**PROBLEM DESCRIPTION**. Word for word, restate every line of the listing that follows.

**Some records**.

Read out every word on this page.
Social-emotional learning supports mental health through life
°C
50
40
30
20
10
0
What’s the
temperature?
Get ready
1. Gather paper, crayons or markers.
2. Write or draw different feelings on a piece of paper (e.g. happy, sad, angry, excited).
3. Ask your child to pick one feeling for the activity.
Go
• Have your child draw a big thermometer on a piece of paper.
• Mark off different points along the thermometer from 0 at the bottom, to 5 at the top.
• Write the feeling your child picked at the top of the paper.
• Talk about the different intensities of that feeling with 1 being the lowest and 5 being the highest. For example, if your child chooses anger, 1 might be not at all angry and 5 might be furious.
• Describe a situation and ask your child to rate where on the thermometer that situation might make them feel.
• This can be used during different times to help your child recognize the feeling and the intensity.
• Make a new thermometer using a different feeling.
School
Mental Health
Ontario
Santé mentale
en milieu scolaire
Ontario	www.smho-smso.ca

**EXERCISE SOLUTION**.
Read out every word on this page.
Social-emotional learning supports mental health through life
°C
50
40
30
20
10
0
What’s the
temperature?
Get ready
1. Gather paper, crayons or markers.
2. Write or draw different feelings on a piece of paper (e.g. happy, sad, angry, excited).
3. Ask your child to pick one feeling for the activity.
Go
• Have your child draw a big thermometer on a piece of paper.
• Mark off different points along the thermometer from 0 at the bottom, to 5 at the top.
• Write the feeling your child picked at the top of the paper.
• Talk about the different intensities of that feeling with 1 being the lowest and 5 being the highest. For example, if your child chooses anger, 1 might be not at all angry and 5 might be furious.
• Describe a situation and ask your child to rate where on the thermometer that situation might make them feel.
• This can be used during different times to help your child recognize the feeling and the intensity.
• Make a new thermometer using a different feeling.
School
Mental Health
Ontario
Santé mentale
en milieu scolaire
Ontario	www.smho-smso.ca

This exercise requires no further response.